===== EXCERPTED RECORDS

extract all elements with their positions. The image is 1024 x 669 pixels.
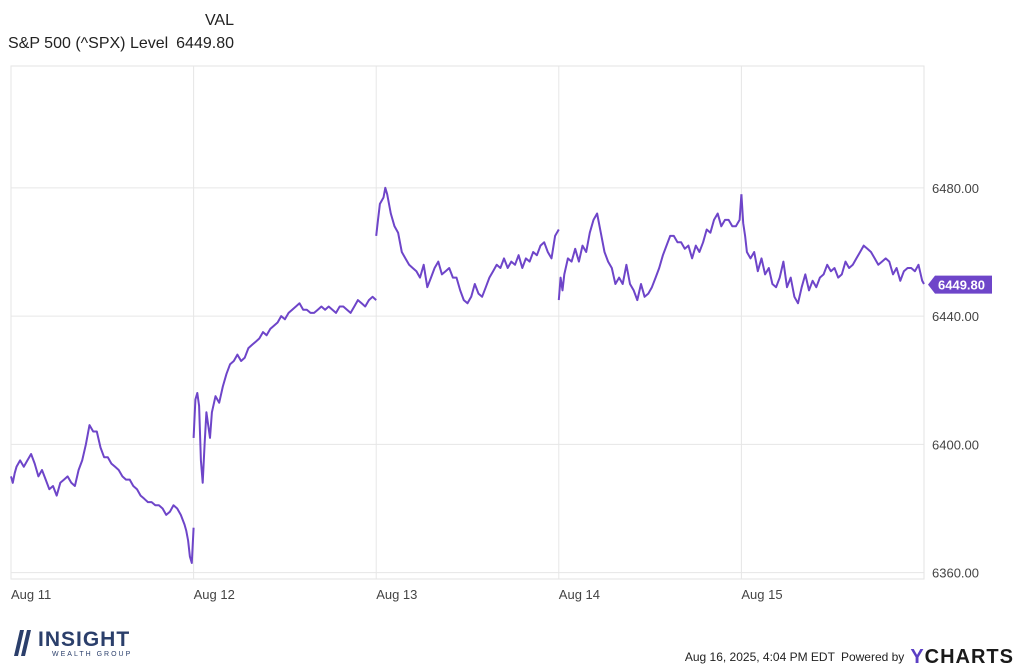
x-tick-label: Aug 12 xyxy=(194,587,235,602)
logo-wordmark: INSIGHT xyxy=(38,628,131,651)
y-tick-label: 6480.00 xyxy=(932,181,979,196)
chart-footer: Aug 16, 2025, 4:04 PM EDT Powered by YCH… xyxy=(685,646,1014,668)
x-axis-tick-labels: Aug 11 Aug 12 Aug 13 Aug 14 Aug 15 xyxy=(11,587,783,602)
x-tick-label: Aug 11 xyxy=(11,587,51,602)
y-axis-tick-labels: 6480.00 6440.00 6400.00 6360.00 xyxy=(932,181,979,581)
ycharts-logo-y: Y xyxy=(910,645,925,668)
y-tick-label: 6400.00 xyxy=(932,437,979,452)
chart-legend: VAL S&P 500 (^SPX) Level 6449.80 xyxy=(8,12,248,56)
x-tick-label: Aug 14 xyxy=(559,587,600,602)
powered-by-label: Powered by xyxy=(840,650,905,664)
current-value-badge xyxy=(928,275,992,294)
price-line-segment[interactable] xyxy=(192,295,377,484)
price-line-segment[interactable] xyxy=(557,194,743,302)
legend-series-value: 6449.80 xyxy=(176,35,234,52)
ycharts-logo-text: CHARTS xyxy=(924,645,1014,668)
logo-subtitle: WEALTH GROUP xyxy=(52,651,133,658)
legend-column-header: VAL xyxy=(204,12,234,29)
price-series xyxy=(10,186,925,564)
logo-mark-icon xyxy=(14,630,31,656)
y-tick-label: 6440.00 xyxy=(932,309,979,324)
y-tick-label: 6360.00 xyxy=(932,566,979,581)
footer-timestamp: Aug 16, 2025, 4:04 PM EDT xyxy=(684,650,835,664)
legend-series-name[interactable]: S&P 500 (^SPX) Level xyxy=(8,35,169,52)
x-tick-label: Aug 13 xyxy=(376,587,417,602)
price-line-segment[interactable] xyxy=(375,186,560,305)
price-line-segment[interactable] xyxy=(740,194,925,305)
chart-gridlines xyxy=(10,65,925,580)
x-tick-label: Aug 15 xyxy=(741,587,782,602)
insight-logo: INSIGHT WEALTH GROUP xyxy=(12,626,142,662)
ycharts-logo[interactable]: YCHARTS xyxy=(910,646,1014,669)
current-value-marker: 6449.80 xyxy=(928,275,992,294)
current-value-label: 6449.80 xyxy=(938,278,985,293)
price-line-segment[interactable] xyxy=(10,424,195,564)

==========

*YOUR OBJECTIVE:* Could you render every line of the records above as a numbered list, skipping blank lines and leaving out the pictures?

*RESULT:*
1. extract all elements with their positions. The image is 1024 x 669 pixels.
2. x-tick-label: Aug 12 xyxy=(194,587,235,602)
3. logo-wordmark: INSIGHT xyxy=(38,628,131,651)
4. y-tick-label: 6480.00 xyxy=(932,181,979,196)
5. chart-footer: Aug 16, 2025, 4:04 PM EDT Powered by YCH… xyxy=(685,646,1014,668)
6. x-axis-tick-labels: Aug 11 Aug 12 Aug 13 Aug 14 Aug 15 xyxy=(11,587,783,602)
7. x-tick-label: Aug 11 xyxy=(11,587,51,602)
8. y-axis-tick-labels: 6480.00 6440.00 6400.00 6360.00 xyxy=(932,181,979,581)
9. ycharts-logo-y: Y xyxy=(910,645,925,668)
10. y-tick-label: 6400.00 xyxy=(932,437,979,452)
11. chart-legend: VAL S&P 500 (^SPX) Level 6449.80 xyxy=(8,12,248,56)
12. x-tick-label: Aug 14 xyxy=(559,587,600,602)
13. powered-by-label: Powered by xyxy=(840,650,905,664)
14. current-value-badge xyxy=(928,275,992,294)
15. price-line-segment[interactable] xyxy=(192,295,377,484)
16. price-line-segment[interactable] xyxy=(557,194,743,302)
17. legend-series-value: 6449.80 xyxy=(176,35,234,52)
18. ycharts-logo-text: CHARTS xyxy=(924,645,1014,668)
19. logo-subtitle: WEALTH GROUP xyxy=(52,651,133,658)
20. legend-column-header: VAL xyxy=(204,12,234,29)
21. price-series xyxy=(10,186,925,564)
22. logo-mark-icon xyxy=(14,630,31,656)
23. y-tick-label: 6440.00 xyxy=(932,309,979,324)
24. y-tick-label: 6360.00 xyxy=(932,566,979,581)
25. footer-timestamp: Aug 16, 2025, 4:04 PM EDT xyxy=(684,650,835,664)
26. legend-series-name[interactable]: S&P 500 (^SPX) Level xyxy=(8,35,169,52)
27. x-tick-label: Aug 13 xyxy=(376,587,417,602)
28. price-line-segment[interactable] xyxy=(375,186,560,305)
29. price-line-segment[interactable] xyxy=(740,194,925,305)
30. chart-gridlines xyxy=(10,65,925,580)
31. x-tick-label: Aug 15 xyxy=(741,587,782,602)
32. insight-logo: INSIGHT WEALTH GROUP xyxy=(12,626,142,662)
33. ycharts-logo[interactable]: YCHARTS xyxy=(910,646,1014,669)
34. current-value-marker: 6449.80 xyxy=(928,275,992,294)
35. current-value-label: 6449.80 xyxy=(938,278,985,293)
36. price-line-segment[interactable] xyxy=(10,424,195,564)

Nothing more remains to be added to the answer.